● **Task**:
Could you output each line of the data that follows exactly?

● **The records**:
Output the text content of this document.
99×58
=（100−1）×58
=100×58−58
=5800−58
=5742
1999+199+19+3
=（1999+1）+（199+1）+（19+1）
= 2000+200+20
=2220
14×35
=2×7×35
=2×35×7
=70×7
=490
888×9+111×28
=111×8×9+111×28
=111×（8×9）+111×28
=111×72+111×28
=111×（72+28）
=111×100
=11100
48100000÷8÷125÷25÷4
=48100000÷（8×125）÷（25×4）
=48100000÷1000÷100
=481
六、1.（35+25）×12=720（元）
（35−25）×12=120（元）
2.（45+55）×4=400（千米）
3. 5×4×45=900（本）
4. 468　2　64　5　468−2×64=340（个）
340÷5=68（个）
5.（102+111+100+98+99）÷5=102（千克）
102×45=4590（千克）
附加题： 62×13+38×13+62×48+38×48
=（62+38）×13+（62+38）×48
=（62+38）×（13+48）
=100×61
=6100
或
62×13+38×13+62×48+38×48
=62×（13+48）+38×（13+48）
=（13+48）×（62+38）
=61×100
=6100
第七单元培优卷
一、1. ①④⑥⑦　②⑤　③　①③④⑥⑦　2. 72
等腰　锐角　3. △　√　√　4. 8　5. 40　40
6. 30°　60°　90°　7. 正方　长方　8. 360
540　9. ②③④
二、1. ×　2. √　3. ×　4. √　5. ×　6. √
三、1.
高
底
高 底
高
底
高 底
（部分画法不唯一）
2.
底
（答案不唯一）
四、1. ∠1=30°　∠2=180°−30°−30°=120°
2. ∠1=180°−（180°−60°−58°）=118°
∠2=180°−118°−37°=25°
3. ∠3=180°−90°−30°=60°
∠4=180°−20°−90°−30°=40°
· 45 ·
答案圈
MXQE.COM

● **Answer for the task**:
Output the text content of this document.
99×58
=（100−1）×58
=100×58−58
=5800−58
=5742
1999+199+19+3
=（1999+1）+（199+1）+（19+1）
= 2000+200+20
=2220
14×35
=2×7×35
=2×35×7
=70×7
=490
888×9+111×28
=111×8×9+111×28
=111×（8×9）+111×28
=111×72+111×28
=111×（72+28）
=111×100
=11100
48100000÷8÷125÷25÷4
=48100000÷（8×125）÷（25×4）
=48100000÷1000÷100
=481
六、1.（35+25）×12=720（元）
（35−25）×12=120（元）
2.（45+55）×4=400（千米）
3. 5×4×45=900（本）
4. 468　2　64　5　468−2×64=340（个）
340÷5=68（个）
5.（102+111+100+98+99）÷5=102（千克）
102×45=4590（千克）
附加题： 62×13+38×13+62×48+38×48
=（62+38）×13+（62+38）×48
=（62+38）×（13+48）
=100×61
=6100
或
62×13+38×13+62×48+38×48
=62×（13+48）+38×（13+48）
=（13+48）×（62+38）
=61×100
=6100
第七单元培优卷
一、1. ①④⑥⑦　②⑤　③　①③④⑥⑦　2. 72
等腰　锐角　3. △　√　√　4. 8　5. 40　40
6. 30°　60°　90°　7. 正方　长方　8. 360
540　9. ②③④
二、1. ×　2. √　3. ×　4. √　5. ×　6. √
三、1.
高
底
高 底
高
底
高 底
（部分画法不唯一）
2.
底
（答案不唯一）
四、1. ∠1=30°　∠2=180°−30°−30°=120°
2. ∠1=180°−（180°−60°−58°）=118°
∠2=180°−118°−37°=25°
3. ∠3=180°−90°−30°=60°
∠4=180°−20°−90°−30°=40°
· 45 ·
答案圈
MXQE.COM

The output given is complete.